• **Given request**
Below are some records. Pull every line that contains the word "this".

• **Material provided**
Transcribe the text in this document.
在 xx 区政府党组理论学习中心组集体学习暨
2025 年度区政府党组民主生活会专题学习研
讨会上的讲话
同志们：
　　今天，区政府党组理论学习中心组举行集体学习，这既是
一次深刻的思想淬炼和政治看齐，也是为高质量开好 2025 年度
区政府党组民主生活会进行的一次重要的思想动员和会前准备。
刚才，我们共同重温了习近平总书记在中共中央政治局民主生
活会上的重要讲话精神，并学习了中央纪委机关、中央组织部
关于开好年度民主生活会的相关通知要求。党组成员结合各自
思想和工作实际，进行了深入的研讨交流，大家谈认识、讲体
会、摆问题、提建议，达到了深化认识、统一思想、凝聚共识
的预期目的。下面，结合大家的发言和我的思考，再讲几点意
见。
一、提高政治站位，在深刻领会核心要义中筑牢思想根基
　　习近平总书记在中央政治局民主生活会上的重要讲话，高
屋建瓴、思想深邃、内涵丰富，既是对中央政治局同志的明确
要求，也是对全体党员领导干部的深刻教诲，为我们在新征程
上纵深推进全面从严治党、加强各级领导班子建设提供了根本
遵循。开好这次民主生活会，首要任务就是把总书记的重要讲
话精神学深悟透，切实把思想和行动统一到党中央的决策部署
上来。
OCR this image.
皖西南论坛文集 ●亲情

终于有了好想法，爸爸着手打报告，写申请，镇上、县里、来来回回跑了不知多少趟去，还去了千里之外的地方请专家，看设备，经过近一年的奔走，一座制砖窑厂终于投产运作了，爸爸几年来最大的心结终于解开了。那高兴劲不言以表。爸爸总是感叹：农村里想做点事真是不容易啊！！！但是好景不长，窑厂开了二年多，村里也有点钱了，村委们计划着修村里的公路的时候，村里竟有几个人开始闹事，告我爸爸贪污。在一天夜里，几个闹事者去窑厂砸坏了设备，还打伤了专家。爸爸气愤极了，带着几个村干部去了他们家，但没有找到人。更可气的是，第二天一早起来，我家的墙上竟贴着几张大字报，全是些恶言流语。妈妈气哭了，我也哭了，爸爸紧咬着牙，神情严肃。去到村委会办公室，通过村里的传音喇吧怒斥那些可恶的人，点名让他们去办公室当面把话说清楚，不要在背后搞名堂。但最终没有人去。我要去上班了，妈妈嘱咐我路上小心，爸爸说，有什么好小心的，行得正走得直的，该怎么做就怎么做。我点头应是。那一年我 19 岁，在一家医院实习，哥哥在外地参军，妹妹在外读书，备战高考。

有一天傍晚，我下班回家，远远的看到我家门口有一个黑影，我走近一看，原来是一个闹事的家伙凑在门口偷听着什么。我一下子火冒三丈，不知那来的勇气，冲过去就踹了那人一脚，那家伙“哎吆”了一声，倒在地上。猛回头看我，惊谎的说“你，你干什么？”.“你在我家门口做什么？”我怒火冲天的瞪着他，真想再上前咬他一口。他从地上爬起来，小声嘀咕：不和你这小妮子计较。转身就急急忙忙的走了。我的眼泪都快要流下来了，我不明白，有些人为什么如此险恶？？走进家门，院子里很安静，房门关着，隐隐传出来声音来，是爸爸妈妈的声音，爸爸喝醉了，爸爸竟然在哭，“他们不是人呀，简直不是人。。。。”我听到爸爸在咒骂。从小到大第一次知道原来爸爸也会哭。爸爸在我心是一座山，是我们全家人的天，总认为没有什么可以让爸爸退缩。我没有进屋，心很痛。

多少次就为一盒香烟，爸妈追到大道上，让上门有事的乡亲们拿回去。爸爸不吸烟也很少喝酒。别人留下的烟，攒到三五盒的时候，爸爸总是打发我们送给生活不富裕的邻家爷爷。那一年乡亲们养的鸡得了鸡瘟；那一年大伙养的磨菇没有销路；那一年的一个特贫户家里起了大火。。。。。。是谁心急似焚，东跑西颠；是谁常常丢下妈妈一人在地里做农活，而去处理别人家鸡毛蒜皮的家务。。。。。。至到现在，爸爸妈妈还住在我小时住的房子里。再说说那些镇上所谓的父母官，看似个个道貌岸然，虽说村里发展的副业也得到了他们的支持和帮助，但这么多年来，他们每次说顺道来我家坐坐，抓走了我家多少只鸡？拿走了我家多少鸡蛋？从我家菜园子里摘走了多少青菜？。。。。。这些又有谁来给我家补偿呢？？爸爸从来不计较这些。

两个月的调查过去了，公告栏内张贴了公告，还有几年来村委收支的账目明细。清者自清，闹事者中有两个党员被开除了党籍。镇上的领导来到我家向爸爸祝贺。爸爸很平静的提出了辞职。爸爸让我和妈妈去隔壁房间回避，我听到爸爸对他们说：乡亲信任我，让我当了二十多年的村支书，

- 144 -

• **Written solution**
Transcribe the text in this document.
OCR this image.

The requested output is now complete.